### Material for this task
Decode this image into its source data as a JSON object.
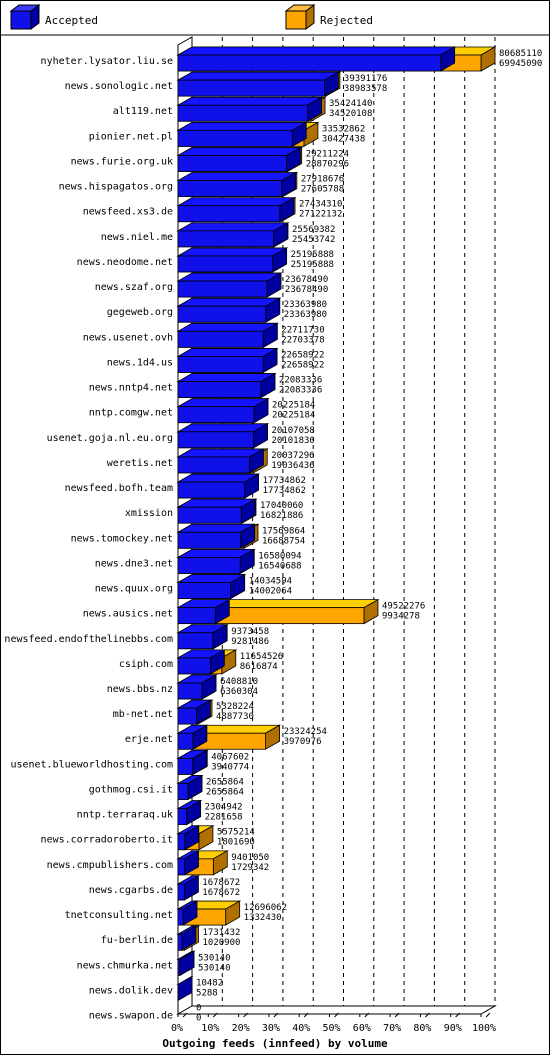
{
  "legend": {
    "accepted": "Accepted",
    "rejected": "Rejected"
  },
  "colors": {
    "accepted": "#1010e8",
    "accepted_dark": "#0000a0",
    "rejected": "#ffa500",
    "rejected_dark": "#b07000"
  },
  "chart_data": {
    "type": "bar",
    "orientation": "horizontal",
    "stacked": "overlay",
    "xlabel": "Outgoing feeds (innfeed) by volume",
    "x_ticks": [
      "0%",
      "10%",
      "20%",
      "30%",
      "40%",
      "50%",
      "60%",
      "70%",
      "80%",
      "90%",
      "100%"
    ],
    "legend_position": "top",
    "max_value": 80685110,
    "categories": [
      "nyheter.lysator.liu.se",
      "news.sonologic.net",
      "alt119.net",
      "pionier.net.pl",
      "news.furie.org.uk",
      "news.hispagatos.org",
      "newsfeed.xs3.de",
      "news.niel.me",
      "news.neodome.net",
      "news.szaf.org",
      "gegeweb.org",
      "news.usenet.ovh",
      "news.1d4.us",
      "news.nntp4.net",
      "nntp.comgw.net",
      "usenet.goja.nl.eu.org",
      "weretis.net",
      "newsfeed.bofh.team",
      "xmission",
      "news.tomockey.net",
      "news.dne3.net",
      "news.quux.org",
      "news.ausics.net",
      "newsfeed.endofthelinebbs.com",
      "csiph.com",
      "news.bbs.nz",
      "mb-net.net",
      "erje.net",
      "usenet.blueworldhosting.com",
      "gothmog.csi.it",
      "nntp.terraraq.uk",
      "news.corradoroberto.it",
      "news.cmpublishers.com",
      "news.cgarbs.de",
      "tnetconsulting.net",
      "fu-berlin.de",
      "news.chmurka.net",
      "news.dolik.dev",
      "news.swapon.de"
    ],
    "series": [
      {
        "name": "Rejected",
        "values": [
          80685110,
          39391176,
          35424140,
          33532862,
          29211224,
          27918676,
          27434310,
          25569382,
          25195888,
          23678490,
          23363980,
          22711730,
          22658922,
          22083336,
          20225184,
          20107058,
          20037296,
          17734862,
          17040060,
          17569864,
          16580094,
          14034594,
          49522276,
          9373458,
          11654526,
          6408810,
          5328224,
          23324254,
          4067602,
          2655864,
          2304942,
          5575214,
          9401050,
          1678672,
          12696062,
          1731432,
          530140,
          10482,
          0
        ]
      },
      {
        "name": "Accepted",
        "values": [
          69945090,
          38983578,
          34520108,
          30427438,
          28870296,
          27605788,
          27122132,
          25453742,
          25195888,
          23678490,
          23363980,
          22703378,
          22658922,
          22083336,
          20225184,
          20101830,
          19036436,
          17734862,
          16821886,
          16688754,
          16540688,
          14002064,
          9934278,
          9281486,
          8616874,
          6360304,
          4887730,
          3970976,
          3940774,
          2655864,
          2281658,
          1801690,
          1729342,
          1678672,
          1332430,
          1020900,
          530140,
          5288,
          0
        ]
      }
    ]
  }
}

### Brief
Go through the data and gather every line that holds "newsfeed".

### The completed task
      "newsfeed.xs3.de",
      "newsfeed.bofh.team",
      "newsfeed.endofthelinebbs.com",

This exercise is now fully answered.